→ Provided records
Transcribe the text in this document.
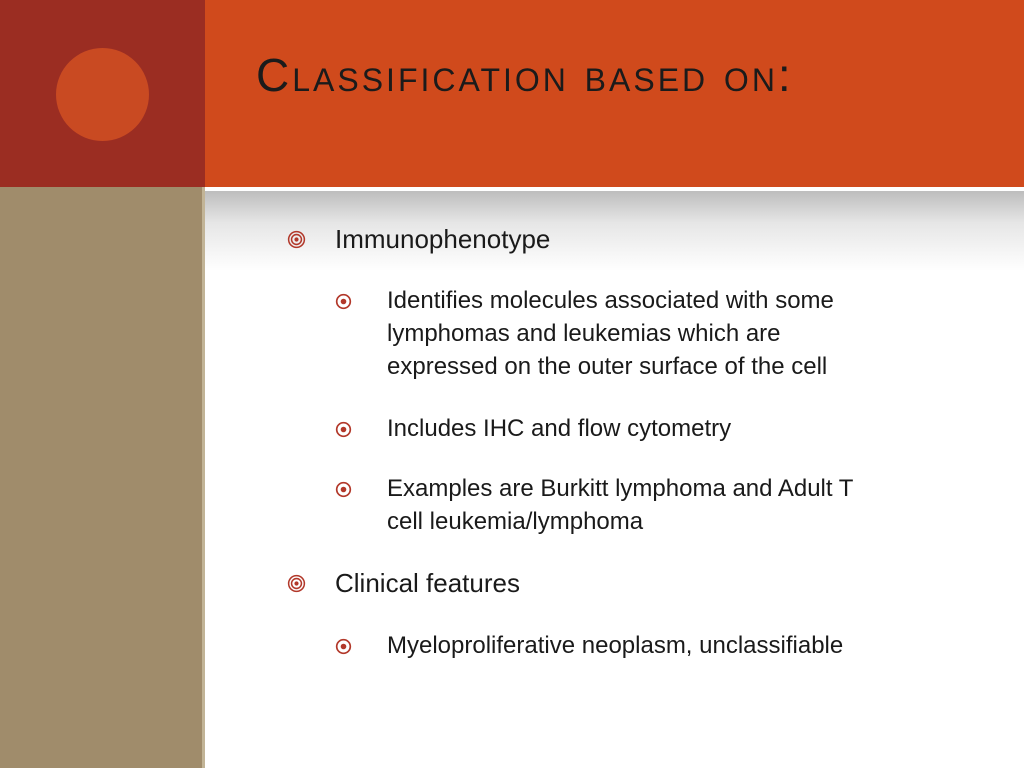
Classification based on:
Immunophenotype
Identifies molecules associated with some
lymphomas and leukemias which are
expressed on the outer surface of the cell
Includes IHC and flow cytometry
Examples are Burkitt lymphoma and Adult T
cell leukemia/lymphoma
Clinical features
Myeloproliferative neoplasm, unclassifiable
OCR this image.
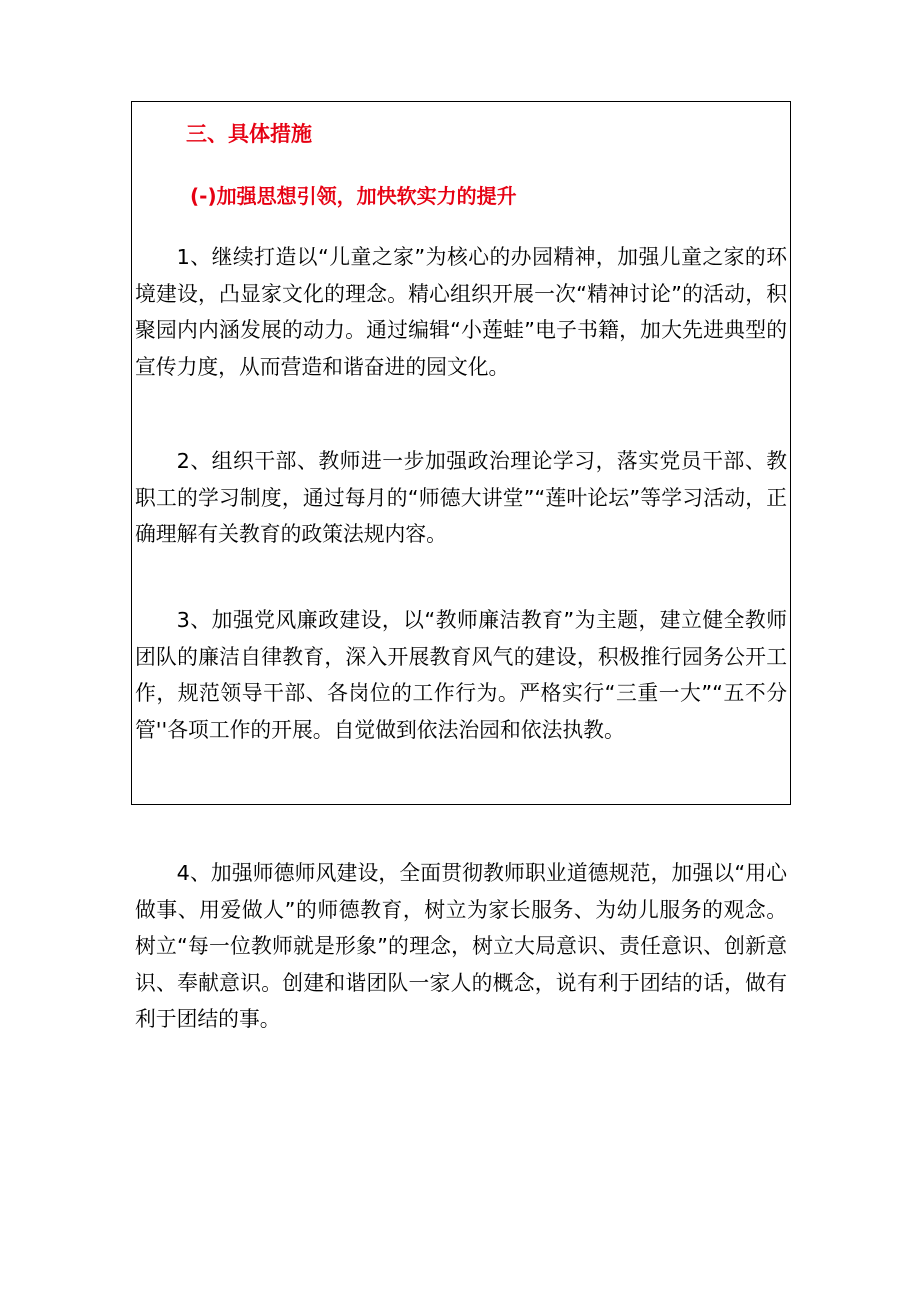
三、具体措施
(-)加强思想引领，加快软实力的提升

1、继续打造以“儿童之家”为核心的办园精神，加强儿童之家的环境建设，凸显家文化的理念。精心组织开展一次“精神讨论”的活动，积聚园内内涵发展的动力。通过编辑“小莲蛙”电子书籍，加大先进典型的宣传力度，从而营造和谐奋进的园文化。

2、组织干部、教师进一步加强政治理论学习，落实党员干部、教职工的学习制度，通过每月的“师德大讲堂”“莲叶论坛”等学习活动，正确理解有关教育的政策法规内容。

3、加强党风廉政建设，以“教师廉洁教育”为主题，建立健全教师团队的廉洁自律教育，深入开展教育风气的建设，积极推行园务公开工作，规范领导干部、各岗位的工作行为。严格实行“三重一大”“五不分管''各项工作的开展。自觉做到依法治园和依法执教。

4、加强师德师风建设，全面贯彻教师职业道德规范，加强以“用心做事、用爱做人”的师德教育，树立为家长服务、为幼儿服务的观念。树立“每一位教师就是形象”的理念，树立大局意识、责任意识、创新意识、奉献意识。创建和谐团队一家人的概念，说有利于团结的话，做有利于团结的事。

→ Instructions for the task
Copy the listing word for word, excluding its pictures.

→ Problem solution
Transcribe the text in this document.
Classification based on:
Immunophenotype
Identifies molecules associated with some
lymphomas and leukemias which are
expressed on the outer surface of the cell
Includes IHC and flow cytometry
Examples are Burkitt lymphoma and Adult T
cell leukemia/lymphoma
Clinical features
Myeloproliferative neoplasm, unclassifiable
OCR this image.
三、具体措施
(-)加强思想引领，加快软实力的提升

1、继续打造以“儿童之家”为核心的办园精神，加强儿童之家的环境建设，凸显家文化的理念。精心组织开展一次“精神讨论”的活动，积聚园内内涵发展的动力。通过编辑“小莲蛙”电子书籍，加大先进典型的宣传力度，从而营造和谐奋进的园文化。

2、组织干部、教师进一步加强政治理论学习，落实党员干部、教职工的学习制度，通过每月的“师德大讲堂”“莲叶论坛”等学习活动，正确理解有关教育的政策法规内容。

3、加强党风廉政建设，以“教师廉洁教育”为主题，建立健全教师团队的廉洁自律教育，深入开展教育风气的建设，积极推行园务公开工作，规范领导干部、各岗位的工作行为。严格实行“三重一大”“五不分管''各项工作的开展。自觉做到依法治园和依法执教。

4、加强师德师风建设，全面贯彻教师职业道德规范，加强以“用心做事、用爱做人”的师德教育，树立为家长服务、为幼儿服务的观念。树立“每一位教师就是形象”的理念，树立大局意识、责任意识、创新意识、奉献意识。创建和谐团队一家人的概念，说有利于团结的话，做有利于团结的事。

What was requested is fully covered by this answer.